**What to do:** Reproduce all of the data exactly.

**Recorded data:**
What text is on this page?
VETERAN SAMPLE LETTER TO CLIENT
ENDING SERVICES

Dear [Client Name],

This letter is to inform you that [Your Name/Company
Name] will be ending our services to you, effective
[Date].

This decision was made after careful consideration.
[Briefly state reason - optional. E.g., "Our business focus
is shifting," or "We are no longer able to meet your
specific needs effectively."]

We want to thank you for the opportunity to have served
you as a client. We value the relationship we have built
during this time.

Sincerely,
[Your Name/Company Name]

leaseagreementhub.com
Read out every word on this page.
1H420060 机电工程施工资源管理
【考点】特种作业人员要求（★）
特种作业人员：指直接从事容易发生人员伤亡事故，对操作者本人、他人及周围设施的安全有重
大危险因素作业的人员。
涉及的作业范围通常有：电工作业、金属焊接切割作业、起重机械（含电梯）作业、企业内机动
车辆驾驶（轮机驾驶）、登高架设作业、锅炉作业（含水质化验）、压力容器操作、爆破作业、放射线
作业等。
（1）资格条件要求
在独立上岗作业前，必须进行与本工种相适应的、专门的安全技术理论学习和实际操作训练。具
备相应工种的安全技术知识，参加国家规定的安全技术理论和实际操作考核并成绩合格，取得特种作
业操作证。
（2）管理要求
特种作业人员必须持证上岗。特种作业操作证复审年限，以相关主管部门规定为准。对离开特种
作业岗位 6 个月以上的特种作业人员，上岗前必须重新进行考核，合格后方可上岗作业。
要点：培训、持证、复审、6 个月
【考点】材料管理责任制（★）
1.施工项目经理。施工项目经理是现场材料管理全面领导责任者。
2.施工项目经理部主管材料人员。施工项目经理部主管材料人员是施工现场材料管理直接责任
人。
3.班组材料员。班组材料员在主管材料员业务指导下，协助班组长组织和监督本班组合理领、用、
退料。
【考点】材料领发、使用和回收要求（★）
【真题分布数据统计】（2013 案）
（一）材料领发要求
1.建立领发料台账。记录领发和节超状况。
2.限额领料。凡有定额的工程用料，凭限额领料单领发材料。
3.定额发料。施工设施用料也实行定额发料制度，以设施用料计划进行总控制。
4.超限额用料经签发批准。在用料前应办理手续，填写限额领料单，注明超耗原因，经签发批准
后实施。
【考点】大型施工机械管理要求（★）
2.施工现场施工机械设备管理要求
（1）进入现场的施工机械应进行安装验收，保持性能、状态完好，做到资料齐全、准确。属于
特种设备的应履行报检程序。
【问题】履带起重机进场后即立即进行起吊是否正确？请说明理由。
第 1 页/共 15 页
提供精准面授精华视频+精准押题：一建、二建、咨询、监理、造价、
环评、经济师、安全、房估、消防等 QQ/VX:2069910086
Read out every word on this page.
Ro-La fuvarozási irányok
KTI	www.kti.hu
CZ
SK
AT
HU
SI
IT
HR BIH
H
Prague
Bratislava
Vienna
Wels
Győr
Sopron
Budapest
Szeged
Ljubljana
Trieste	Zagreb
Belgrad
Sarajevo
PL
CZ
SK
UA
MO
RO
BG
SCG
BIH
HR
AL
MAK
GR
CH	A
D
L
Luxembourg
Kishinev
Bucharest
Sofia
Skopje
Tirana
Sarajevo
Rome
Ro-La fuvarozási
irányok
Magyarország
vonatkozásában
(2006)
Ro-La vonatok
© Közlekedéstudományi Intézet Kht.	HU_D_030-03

**Answer to this task:**
What text is on this page?
VETERAN SAMPLE LETTER TO CLIENT
ENDING SERVICES

Dear [Client Name],

This letter is to inform you that [Your Name/Company
Name] will be ending our services to you, effective
[Date].

This decision was made after careful consideration.
[Briefly state reason - optional. E.g., "Our business focus
is shifting," or "We are no longer able to meet your
specific needs effectively."]

We want to thank you for the opportunity to have served
you as a client. We value the relationship we have built
during this time.

Sincerely,
[Your Name/Company Name]

leaseagreementhub.com
Read out every word on this page.
1H420060 机电工程施工资源管理
【考点】特种作业人员要求（★）
特种作业人员：指直接从事容易发生人员伤亡事故，对操作者本人、他人及周围设施的安全有重
大危险因素作业的人员。
涉及的作业范围通常有：电工作业、金属焊接切割作业、起重机械（含电梯）作业、企业内机动
车辆驾驶（轮机驾驶）、登高架设作业、锅炉作业（含水质化验）、压力容器操作、爆破作业、放射线
作业等。
（1）资格条件要求
在独立上岗作业前，必须进行与本工种相适应的、专门的安全技术理论学习和实际操作训练。具
备相应工种的安全技术知识，参加国家规定的安全技术理论和实际操作考核并成绩合格，取得特种作
业操作证。
（2）管理要求
特种作业人员必须持证上岗。特种作业操作证复审年限，以相关主管部门规定为准。对离开特种
作业岗位 6 个月以上的特种作业人员，上岗前必须重新进行考核，合格后方可上岗作业。
要点：培训、持证、复审、6 个月
【考点】材料管理责任制（★）
1.施工项目经理。施工项目经理是现场材料管理全面领导责任者。
2.施工项目经理部主管材料人员。施工项目经理部主管材料人员是施工现场材料管理直接责任
人。
3.班组材料员。班组材料员在主管材料员业务指导下，协助班组长组织和监督本班组合理领、用、
退料。
【考点】材料领发、使用和回收要求（★）
【真题分布数据统计】（2013 案）
（一）材料领发要求
1.建立领发料台账。记录领发和节超状况。
2.限额领料。凡有定额的工程用料，凭限额领料单领发材料。
3.定额发料。施工设施用料也实行定额发料制度，以设施用料计划进行总控制。
4.超限额用料经签发批准。在用料前应办理手续，填写限额领料单，注明超耗原因，经签发批准
后实施。
【考点】大型施工机械管理要求（★）
2.施工现场施工机械设备管理要求
（1）进入现场的施工机械应进行安装验收，保持性能、状态完好，做到资料齐全、准确。属于
特种设备的应履行报检程序。
【问题】履带起重机进场后即立即进行起吊是否正确？请说明理由。
第 1 页/共 15 页
提供精准面授精华视频+精准押题：一建、二建、咨询、监理、造价、
环评、经济师、安全、房估、消防等 QQ/VX:2069910086
Read out every word on this page.
Ro-La fuvarozási irányok
KTI	www.kti.hu
CZ
SK
AT
HU
SI
IT
HR BIH
H
Prague
Bratislava
Vienna
Wels
Győr
Sopron
Budapest
Szeged
Ljubljana
Trieste	Zagreb
Belgrad
Sarajevo
PL
CZ
SK
UA
MO
RO
BG
SCG
BIH
HR
AL
MAK
GR
CH	A
D
L
Luxembourg
Kishinev
Bucharest
Sofia
Skopje
Tirana
Sarajevo
Rome
Ro-La fuvarozási
irányok
Magyarország
vonatkozásában
(2006)
Ro-La vonatok
© Közlekedéstudományi Intézet Kht.	HU_D_030-03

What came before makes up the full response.